> [Short problem]
Wherever the word "text" appears in a line, copy that line.

> [Stored records]

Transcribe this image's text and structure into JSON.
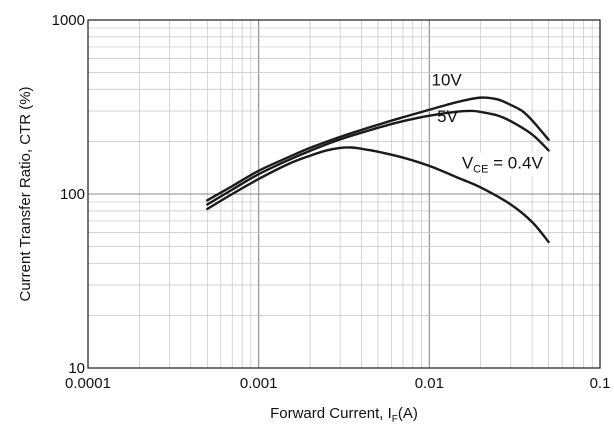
{
  "chart_data": {
    "type": "line",
    "x_scale": "log",
    "y_scale": "log",
    "xlim": [
      0.0001,
      0.1
    ],
    "ylim": [
      10,
      1000
    ],
    "x_ticks": [
      {
        "value": 0.0001,
        "label": "0.0001"
      },
      {
        "value": 0.001,
        "label": "0.001"
      },
      {
        "value": 0.01,
        "label": "0.01"
      },
      {
        "value": 0.1,
        "label": "0.1"
      }
    ],
    "y_ticks": [
      {
        "value": 10,
        "label": "10"
      },
      {
        "value": 100,
        "label": "100"
      },
      {
        "value": 1000,
        "label": "1000"
      }
    ],
    "xlabel": {
      "main": "Forward Current, I",
      "sub": "F",
      "tail": "(A)"
    },
    "ylabel": "Current Transfer Ratio, CTR (%)",
    "grid": true,
    "line_color": "#1a1a1a",
    "grid_color": "#c4c4c4",
    "series": [
      {
        "id": "vce-10v",
        "label": {
          "main": "10V"
        },
        "label_at": {
          "x": 0.0103,
          "y": 420
        },
        "points": [
          [
            0.0005,
            92
          ],
          [
            0.0007,
            111
          ],
          [
            0.001,
            136
          ],
          [
            0.0015,
            163
          ],
          [
            0.002,
            184
          ],
          [
            0.003,
            213
          ],
          [
            0.005,
            250
          ],
          [
            0.007,
            276
          ],
          [
            0.01,
            305
          ],
          [
            0.015,
            340
          ],
          [
            0.02,
            358
          ],
          [
            0.025,
            350
          ],
          [
            0.03,
            325
          ],
          [
            0.035,
            300
          ],
          [
            0.04,
            265
          ],
          [
            0.05,
            205
          ]
        ]
      },
      {
        "id": "vce-5v",
        "label": {
          "main": "5V"
        },
        "label_at": {
          "x": 0.0111,
          "y": 260
        },
        "points": [
          [
            0.0005,
            87
          ],
          [
            0.0007,
            106
          ],
          [
            0.001,
            130
          ],
          [
            0.0015,
            157
          ],
          [
            0.002,
            177
          ],
          [
            0.003,
            206
          ],
          [
            0.005,
            240
          ],
          [
            0.007,
            262
          ],
          [
            0.01,
            282
          ],
          [
            0.015,
            298
          ],
          [
            0.018,
            300
          ],
          [
            0.02,
            296
          ],
          [
            0.025,
            283
          ],
          [
            0.03,
            262
          ],
          [
            0.04,
            220
          ],
          [
            0.05,
            178
          ]
        ]
      },
      {
        "id": "vce-0-4v",
        "label": {
          "main": "V",
          "sub": "CE",
          "tail": " = 0.4V"
        },
        "label_at": {
          "x": 0.0155,
          "y": 140
        },
        "points": [
          [
            0.0005,
            82
          ],
          [
            0.0007,
            100
          ],
          [
            0.001,
            122
          ],
          [
            0.0015,
            149
          ],
          [
            0.002,
            166
          ],
          [
            0.0025,
            178
          ],
          [
            0.003,
            184
          ],
          [
            0.0035,
            185
          ],
          [
            0.004,
            182
          ],
          [
            0.005,
            175
          ],
          [
            0.007,
            162
          ],
          [
            0.01,
            145
          ],
          [
            0.015,
            123
          ],
          [
            0.02,
            109
          ],
          [
            0.03,
            87
          ],
          [
            0.04,
            69
          ],
          [
            0.05,
            53
          ]
        ]
      }
    ]
  }
}
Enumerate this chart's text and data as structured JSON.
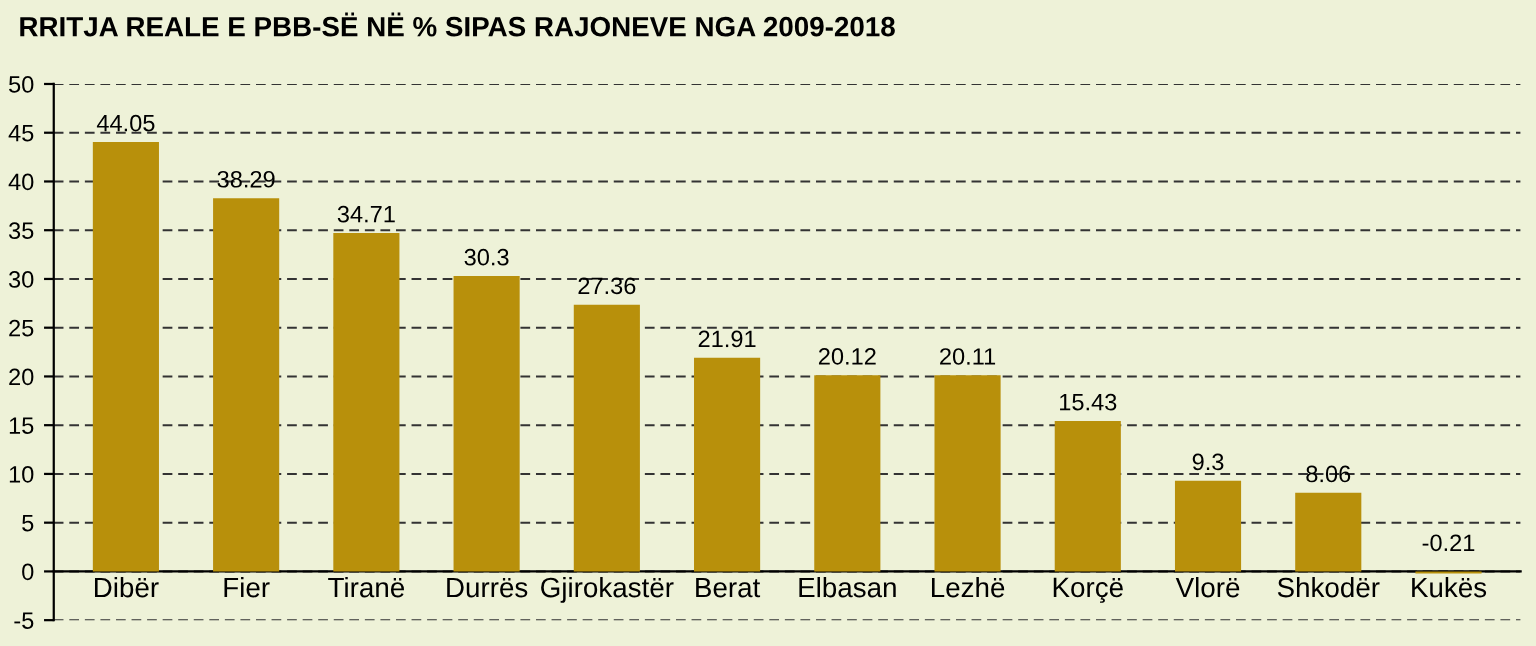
{
  "chart_data": {
    "type": "bar",
    "title": "RRITJA REALE E PBB-SË NË % SIPAS RAJONEVE NGA 2009-2018",
    "categories": [
      "Dibër",
      "Fier",
      "Tiranë",
      "Durrës",
      "Gjirokastër",
      "Berat",
      "Elbasan",
      "Lezhë",
      "Korçë",
      "Vlorë",
      "Shkodër",
      "Kukës"
    ],
    "values": [
      44.05,
      38.29,
      34.71,
      30.3,
      27.36,
      21.91,
      20.12,
      20.11,
      15.43,
      9.3,
      8.06,
      -0.21
    ],
    "color": "#b8900b",
    "ylim": [
      -5,
      50
    ],
    "yticks": [
      -5,
      0,
      5,
      10,
      15,
      20,
      25,
      30,
      35,
      40,
      45,
      50
    ],
    "grid": "y",
    "data_labels": true
  }
}
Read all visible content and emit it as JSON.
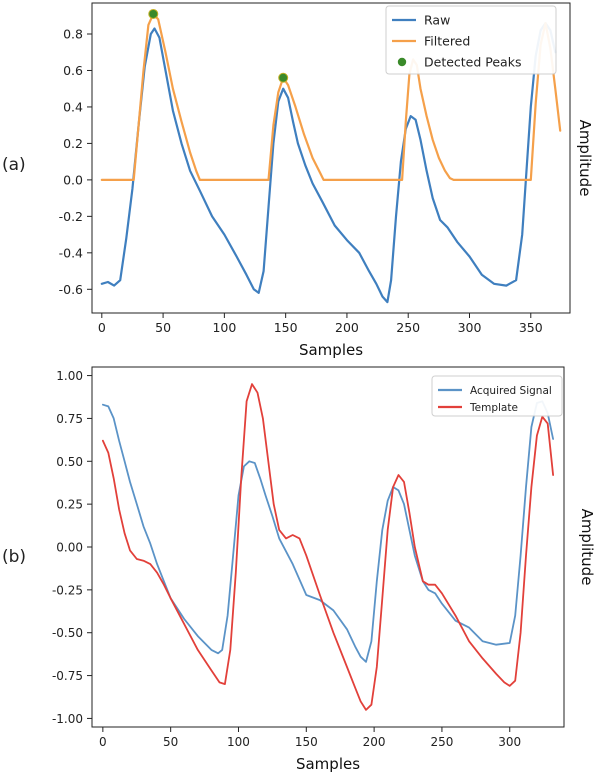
{
  "chart_data": [
    {
      "panel_label": "(a)",
      "type": "line",
      "xlabel": "Samples",
      "ylabel": "Amplitude",
      "xlim": [
        -8,
        382
      ],
      "ylim": [
        -0.73,
        0.97
      ],
      "xticks": [
        0,
        50,
        100,
        150,
        200,
        250,
        300,
        350
      ],
      "yticks": [
        -0.6,
        -0.4,
        -0.2,
        0.0,
        0.2,
        0.4,
        0.6,
        0.8
      ],
      "ytick_labels": [
        "-0.6",
        "-0.4",
        "-0.2",
        "0.0",
        "0.2",
        "0.4",
        "0.6",
        "0.8"
      ],
      "grid": false,
      "legend_position": "top-right",
      "series": [
        {
          "name": "Raw",
          "kind": "line",
          "color": "#3f7fbf",
          "x": [
            0,
            5,
            10,
            15,
            20,
            25,
            30,
            35,
            40,
            43,
            47,
            52,
            58,
            65,
            72,
            80,
            90,
            100,
            110,
            118,
            124,
            128,
            132,
            136,
            140,
            144,
            148,
            152,
            156,
            160,
            166,
            172,
            180,
            190,
            200,
            210,
            218,
            224,
            229,
            233,
            236,
            240,
            244,
            248,
            252,
            256,
            260,
            265,
            270,
            276,
            282,
            290,
            300,
            310,
            320,
            330,
            338,
            343,
            347,
            350,
            354,
            358,
            362,
            366,
            370
          ],
          "y": [
            -0.57,
            -0.56,
            -0.58,
            -0.55,
            -0.32,
            -0.05,
            0.3,
            0.62,
            0.8,
            0.83,
            0.78,
            0.6,
            0.38,
            0.2,
            0.05,
            -0.06,
            -0.2,
            -0.3,
            -0.42,
            -0.52,
            -0.6,
            -0.62,
            -0.5,
            -0.15,
            0.2,
            0.43,
            0.5,
            0.45,
            0.32,
            0.2,
            0.08,
            -0.02,
            -0.12,
            -0.25,
            -0.33,
            -0.4,
            -0.5,
            -0.57,
            -0.64,
            -0.67,
            -0.55,
            -0.2,
            0.1,
            0.28,
            0.35,
            0.33,
            0.22,
            0.05,
            -0.1,
            -0.22,
            -0.26,
            -0.34,
            -0.42,
            -0.52,
            -0.57,
            -0.58,
            -0.55,
            -0.3,
            0.1,
            0.4,
            0.68,
            0.82,
            0.86,
            0.82,
            0.7
          ]
        },
        {
          "name": "Filtered",
          "kind": "line",
          "color": "#f5a04a",
          "x": [
            0,
            26,
            30,
            34,
            38,
            42,
            46,
            52,
            58,
            65,
            72,
            77,
            80,
            100,
            120,
            136,
            140,
            144,
            148,
            152,
            158,
            165,
            172,
            178,
            181,
            200,
            230,
            245,
            248,
            251,
            254,
            257,
            260,
            265,
            270,
            275,
            280,
            284,
            287,
            300,
            330,
            350,
            354,
            358,
            362,
            366,
            370,
            374
          ],
          "y": [
            0.0,
            0.0,
            0.3,
            0.6,
            0.85,
            0.91,
            0.88,
            0.7,
            0.5,
            0.32,
            0.15,
            0.05,
            0.0,
            0.0,
            0.0,
            0.0,
            0.3,
            0.48,
            0.56,
            0.52,
            0.4,
            0.25,
            0.12,
            0.04,
            0.0,
            0.0,
            0.0,
            0.0,
            0.32,
            0.58,
            0.66,
            0.63,
            0.5,
            0.35,
            0.22,
            0.12,
            0.05,
            0.01,
            0.0,
            0.0,
            0.0,
            0.0,
            0.42,
            0.74,
            0.86,
            0.72,
            0.5,
            0.27
          ]
        },
        {
          "name": "Detected Peaks",
          "kind": "scatter",
          "color": "#3a8a2a",
          "x": [
            42,
            148
          ],
          "y": [
            0.91,
            0.56
          ]
        }
      ]
    },
    {
      "panel_label": "(b)",
      "type": "line",
      "xlabel": "Samples",
      "ylabel": "Amplitude",
      "xlim": [
        -8,
        340
      ],
      "ylim": [
        -1.05,
        1.05
      ],
      "xticks": [
        0,
        50,
        100,
        150,
        200,
        250,
        300
      ],
      "yticks": [
        -1.0,
        -0.75,
        -0.5,
        -0.25,
        0.0,
        0.25,
        0.5,
        0.75,
        1.0
      ],
      "ytick_labels": [
        "-1.00",
        "-0.75",
        "-0.50",
        "-0.25",
        "0.00",
        "0.25",
        "0.50",
        "0.75",
        "1.00"
      ],
      "grid": false,
      "legend_position": "top-right",
      "series": [
        {
          "name": "Acquired Signal",
          "kind": "line",
          "color": "#5b93c7",
          "x": [
            0,
            4,
            8,
            12,
            16,
            20,
            25,
            30,
            35,
            40,
            45,
            50,
            60,
            70,
            80,
            85,
            88,
            92,
            96,
            100,
            104,
            108,
            112,
            116,
            120,
            125,
            130,
            140,
            150,
            160,
            170,
            180,
            186,
            190,
            194,
            198,
            202,
            206,
            210,
            214,
            218,
            222,
            226,
            230,
            236,
            240,
            245,
            250,
            260,
            270,
            280,
            290,
            300,
            304,
            308,
            312,
            316,
            320,
            324,
            328,
            332
          ],
          "y": [
            0.83,
            0.82,
            0.75,
            0.62,
            0.5,
            0.38,
            0.25,
            0.12,
            0.02,
            -0.1,
            -0.2,
            -0.3,
            -0.42,
            -0.52,
            -0.6,
            -0.62,
            -0.6,
            -0.4,
            -0.05,
            0.3,
            0.47,
            0.5,
            0.49,
            0.4,
            0.3,
            0.18,
            0.05,
            -0.1,
            -0.28,
            -0.31,
            -0.37,
            -0.48,
            -0.58,
            -0.64,
            -0.67,
            -0.55,
            -0.2,
            0.1,
            0.27,
            0.35,
            0.33,
            0.25,
            0.1,
            -0.05,
            -0.2,
            -0.25,
            -0.27,
            -0.33,
            -0.43,
            -0.47,
            -0.55,
            -0.57,
            -0.56,
            -0.4,
            -0.05,
            0.35,
            0.7,
            0.84,
            0.85,
            0.78,
            0.63
          ]
        },
        {
          "name": "Template",
          "kind": "line",
          "color": "#e2403a",
          "x": [
            0,
            4,
            8,
            12,
            16,
            20,
            25,
            30,
            35,
            40,
            45,
            50,
            60,
            70,
            80,
            86,
            90,
            94,
            98,
            102,
            106,
            110,
            114,
            118,
            122,
            126,
            130,
            135,
            140,
            145,
            150,
            160,
            170,
            180,
            186,
            190,
            194,
            198,
            202,
            206,
            210,
            214,
            218,
            222,
            226,
            230,
            236,
            240,
            245,
            250,
            260,
            270,
            280,
            290,
            296,
            300,
            304,
            308,
            312,
            316,
            320,
            324,
            328,
            332
          ],
          "y": [
            0.62,
            0.55,
            0.4,
            0.22,
            0.08,
            -0.02,
            -0.07,
            -0.08,
            -0.1,
            -0.15,
            -0.22,
            -0.3,
            -0.45,
            -0.6,
            -0.72,
            -0.79,
            -0.8,
            -0.6,
            -0.15,
            0.4,
            0.85,
            0.95,
            0.9,
            0.75,
            0.5,
            0.25,
            0.1,
            0.05,
            0.07,
            0.05,
            -0.05,
            -0.28,
            -0.5,
            -0.7,
            -0.82,
            -0.9,
            -0.95,
            -0.92,
            -0.7,
            -0.3,
            0.1,
            0.35,
            0.42,
            0.38,
            0.2,
            0.0,
            -0.2,
            -0.22,
            -0.22,
            -0.27,
            -0.4,
            -0.55,
            -0.65,
            -0.74,
            -0.79,
            -0.81,
            -0.78,
            -0.5,
            -0.05,
            0.35,
            0.65,
            0.76,
            0.72,
            0.42
          ]
        }
      ]
    }
  ]
}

> [Complete response]
Transcribe this image's text and structure into JSON.
Enumerate this chart's text and data as structured JSON.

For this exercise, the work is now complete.